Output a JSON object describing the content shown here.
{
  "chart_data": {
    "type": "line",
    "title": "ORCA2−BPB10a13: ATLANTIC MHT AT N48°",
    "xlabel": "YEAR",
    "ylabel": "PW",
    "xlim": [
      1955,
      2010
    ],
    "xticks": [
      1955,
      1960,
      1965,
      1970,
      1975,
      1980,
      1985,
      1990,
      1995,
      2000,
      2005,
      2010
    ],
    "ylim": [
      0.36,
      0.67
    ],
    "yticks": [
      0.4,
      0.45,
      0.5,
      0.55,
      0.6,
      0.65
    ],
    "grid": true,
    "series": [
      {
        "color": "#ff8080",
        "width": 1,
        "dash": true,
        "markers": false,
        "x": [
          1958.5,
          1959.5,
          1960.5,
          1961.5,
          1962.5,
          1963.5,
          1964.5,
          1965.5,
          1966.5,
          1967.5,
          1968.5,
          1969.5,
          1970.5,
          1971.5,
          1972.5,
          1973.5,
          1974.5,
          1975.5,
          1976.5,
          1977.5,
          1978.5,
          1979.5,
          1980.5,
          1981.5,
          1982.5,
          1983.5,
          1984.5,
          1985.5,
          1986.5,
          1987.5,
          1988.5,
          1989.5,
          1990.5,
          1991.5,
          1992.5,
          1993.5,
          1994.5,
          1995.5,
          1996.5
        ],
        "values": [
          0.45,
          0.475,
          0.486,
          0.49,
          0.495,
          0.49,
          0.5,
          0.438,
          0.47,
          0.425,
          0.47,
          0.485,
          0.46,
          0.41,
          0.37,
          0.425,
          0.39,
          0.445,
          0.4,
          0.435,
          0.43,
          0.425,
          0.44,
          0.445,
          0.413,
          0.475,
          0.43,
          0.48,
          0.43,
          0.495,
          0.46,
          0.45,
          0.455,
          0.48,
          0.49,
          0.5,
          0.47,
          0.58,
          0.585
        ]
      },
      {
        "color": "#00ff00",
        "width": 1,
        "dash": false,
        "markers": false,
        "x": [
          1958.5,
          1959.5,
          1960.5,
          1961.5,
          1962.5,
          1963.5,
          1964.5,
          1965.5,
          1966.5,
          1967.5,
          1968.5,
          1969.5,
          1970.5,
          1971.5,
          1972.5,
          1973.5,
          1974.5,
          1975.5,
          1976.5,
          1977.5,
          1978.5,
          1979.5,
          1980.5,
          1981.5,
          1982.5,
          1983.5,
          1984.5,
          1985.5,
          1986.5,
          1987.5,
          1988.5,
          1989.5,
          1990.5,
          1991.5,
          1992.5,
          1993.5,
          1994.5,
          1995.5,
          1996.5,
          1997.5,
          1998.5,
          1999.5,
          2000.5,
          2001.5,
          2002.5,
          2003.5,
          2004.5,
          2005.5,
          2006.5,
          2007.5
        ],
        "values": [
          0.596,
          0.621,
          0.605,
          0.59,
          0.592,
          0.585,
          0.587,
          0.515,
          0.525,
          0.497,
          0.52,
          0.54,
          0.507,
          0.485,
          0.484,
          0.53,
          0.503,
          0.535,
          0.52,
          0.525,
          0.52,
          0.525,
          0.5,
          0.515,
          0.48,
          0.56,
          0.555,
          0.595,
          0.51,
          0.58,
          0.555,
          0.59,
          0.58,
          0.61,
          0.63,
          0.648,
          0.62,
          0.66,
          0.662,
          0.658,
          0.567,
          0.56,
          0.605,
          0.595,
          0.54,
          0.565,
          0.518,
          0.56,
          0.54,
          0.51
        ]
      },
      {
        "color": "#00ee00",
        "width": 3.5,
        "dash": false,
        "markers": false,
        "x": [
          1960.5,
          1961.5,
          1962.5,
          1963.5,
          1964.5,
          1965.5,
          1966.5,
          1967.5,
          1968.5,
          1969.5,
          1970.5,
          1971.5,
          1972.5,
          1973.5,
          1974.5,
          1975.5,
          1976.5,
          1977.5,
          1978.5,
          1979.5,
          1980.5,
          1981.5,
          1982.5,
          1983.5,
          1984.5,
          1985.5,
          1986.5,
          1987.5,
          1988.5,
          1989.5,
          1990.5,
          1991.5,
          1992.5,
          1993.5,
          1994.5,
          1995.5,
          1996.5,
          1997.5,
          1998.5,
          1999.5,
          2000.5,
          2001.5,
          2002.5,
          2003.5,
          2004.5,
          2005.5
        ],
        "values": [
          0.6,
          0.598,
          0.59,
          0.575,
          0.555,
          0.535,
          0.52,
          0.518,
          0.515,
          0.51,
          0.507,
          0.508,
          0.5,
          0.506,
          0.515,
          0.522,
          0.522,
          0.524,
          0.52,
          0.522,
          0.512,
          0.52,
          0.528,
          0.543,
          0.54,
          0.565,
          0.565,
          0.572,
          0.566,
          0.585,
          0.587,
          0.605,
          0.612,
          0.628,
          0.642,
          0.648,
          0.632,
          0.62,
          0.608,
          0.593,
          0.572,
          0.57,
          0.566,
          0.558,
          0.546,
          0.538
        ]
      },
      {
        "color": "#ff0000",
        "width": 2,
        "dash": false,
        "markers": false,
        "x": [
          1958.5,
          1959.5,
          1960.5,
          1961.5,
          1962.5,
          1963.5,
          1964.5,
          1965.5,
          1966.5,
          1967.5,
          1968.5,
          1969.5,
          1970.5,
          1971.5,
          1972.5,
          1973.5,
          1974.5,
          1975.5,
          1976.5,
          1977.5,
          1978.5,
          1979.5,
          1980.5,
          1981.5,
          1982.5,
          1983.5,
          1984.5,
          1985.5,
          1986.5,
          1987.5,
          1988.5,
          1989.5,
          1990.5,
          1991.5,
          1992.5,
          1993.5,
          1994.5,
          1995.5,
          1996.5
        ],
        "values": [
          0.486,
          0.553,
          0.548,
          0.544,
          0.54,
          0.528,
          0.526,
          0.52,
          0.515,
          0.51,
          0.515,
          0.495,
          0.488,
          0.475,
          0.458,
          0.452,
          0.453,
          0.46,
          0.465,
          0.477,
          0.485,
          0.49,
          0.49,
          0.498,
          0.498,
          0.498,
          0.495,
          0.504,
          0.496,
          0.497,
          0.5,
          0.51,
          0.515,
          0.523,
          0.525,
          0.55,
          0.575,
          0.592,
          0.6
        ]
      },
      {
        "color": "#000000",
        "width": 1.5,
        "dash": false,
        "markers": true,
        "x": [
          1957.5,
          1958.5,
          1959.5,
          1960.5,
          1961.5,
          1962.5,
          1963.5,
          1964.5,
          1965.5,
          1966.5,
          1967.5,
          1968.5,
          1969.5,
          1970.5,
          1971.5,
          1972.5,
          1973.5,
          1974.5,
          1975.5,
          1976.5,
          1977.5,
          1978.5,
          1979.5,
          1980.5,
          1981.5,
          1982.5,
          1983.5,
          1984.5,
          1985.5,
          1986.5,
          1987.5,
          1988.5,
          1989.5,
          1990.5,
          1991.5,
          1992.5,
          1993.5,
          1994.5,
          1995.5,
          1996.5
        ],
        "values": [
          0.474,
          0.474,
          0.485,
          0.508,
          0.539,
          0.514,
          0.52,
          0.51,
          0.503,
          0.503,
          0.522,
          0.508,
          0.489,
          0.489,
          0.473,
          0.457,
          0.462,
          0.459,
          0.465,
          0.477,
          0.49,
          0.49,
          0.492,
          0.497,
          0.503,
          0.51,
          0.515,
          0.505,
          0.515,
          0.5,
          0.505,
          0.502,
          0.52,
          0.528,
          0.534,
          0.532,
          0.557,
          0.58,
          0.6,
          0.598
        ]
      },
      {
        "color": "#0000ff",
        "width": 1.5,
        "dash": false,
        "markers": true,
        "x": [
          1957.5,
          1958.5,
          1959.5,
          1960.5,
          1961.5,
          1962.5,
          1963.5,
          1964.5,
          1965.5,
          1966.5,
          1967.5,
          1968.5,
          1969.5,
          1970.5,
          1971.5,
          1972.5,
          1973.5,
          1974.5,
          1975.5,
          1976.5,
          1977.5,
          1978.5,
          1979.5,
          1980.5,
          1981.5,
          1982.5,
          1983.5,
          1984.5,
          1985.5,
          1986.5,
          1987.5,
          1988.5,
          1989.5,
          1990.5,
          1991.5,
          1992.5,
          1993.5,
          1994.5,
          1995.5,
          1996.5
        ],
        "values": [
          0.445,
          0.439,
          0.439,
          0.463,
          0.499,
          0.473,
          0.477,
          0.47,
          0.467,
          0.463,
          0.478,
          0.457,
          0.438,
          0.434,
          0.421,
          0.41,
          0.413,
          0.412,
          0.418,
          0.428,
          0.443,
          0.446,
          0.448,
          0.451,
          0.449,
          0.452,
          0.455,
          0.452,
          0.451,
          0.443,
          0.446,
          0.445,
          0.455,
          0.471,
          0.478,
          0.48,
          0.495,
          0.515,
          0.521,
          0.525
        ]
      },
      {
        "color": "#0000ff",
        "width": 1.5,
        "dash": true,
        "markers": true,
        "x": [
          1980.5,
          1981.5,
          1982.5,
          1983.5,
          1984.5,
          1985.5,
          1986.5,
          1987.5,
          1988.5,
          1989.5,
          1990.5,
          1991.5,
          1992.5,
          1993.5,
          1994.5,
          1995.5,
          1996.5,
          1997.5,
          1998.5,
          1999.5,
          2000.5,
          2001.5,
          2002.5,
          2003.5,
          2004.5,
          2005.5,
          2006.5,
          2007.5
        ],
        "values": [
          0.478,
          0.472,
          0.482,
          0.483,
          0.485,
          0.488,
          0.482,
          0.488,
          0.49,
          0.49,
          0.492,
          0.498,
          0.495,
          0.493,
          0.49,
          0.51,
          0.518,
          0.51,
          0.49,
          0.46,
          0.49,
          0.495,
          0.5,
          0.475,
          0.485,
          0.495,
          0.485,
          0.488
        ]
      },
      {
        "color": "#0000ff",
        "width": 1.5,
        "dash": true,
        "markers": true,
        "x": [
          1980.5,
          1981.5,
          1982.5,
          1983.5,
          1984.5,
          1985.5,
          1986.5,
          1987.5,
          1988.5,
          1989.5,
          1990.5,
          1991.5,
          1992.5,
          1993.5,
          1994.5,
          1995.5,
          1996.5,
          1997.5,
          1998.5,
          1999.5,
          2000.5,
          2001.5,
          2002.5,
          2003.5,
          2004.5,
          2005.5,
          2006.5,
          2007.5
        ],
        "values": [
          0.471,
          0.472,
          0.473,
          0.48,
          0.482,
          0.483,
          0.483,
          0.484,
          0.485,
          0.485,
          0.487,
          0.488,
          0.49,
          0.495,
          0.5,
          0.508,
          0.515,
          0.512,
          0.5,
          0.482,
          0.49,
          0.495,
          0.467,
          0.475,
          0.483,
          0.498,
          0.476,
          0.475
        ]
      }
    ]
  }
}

### Stated exercise
Search the data for "color". Copy every matching line.

### Written response
        "color": "#ff8080",
        "color": "#00ff00",
        "color": "#00ee00",
        "color": "#ff0000",
        "color": "#000000",
        "color": "#0000ff",
        "color": "#0000ff",
        "color": "#0000ff",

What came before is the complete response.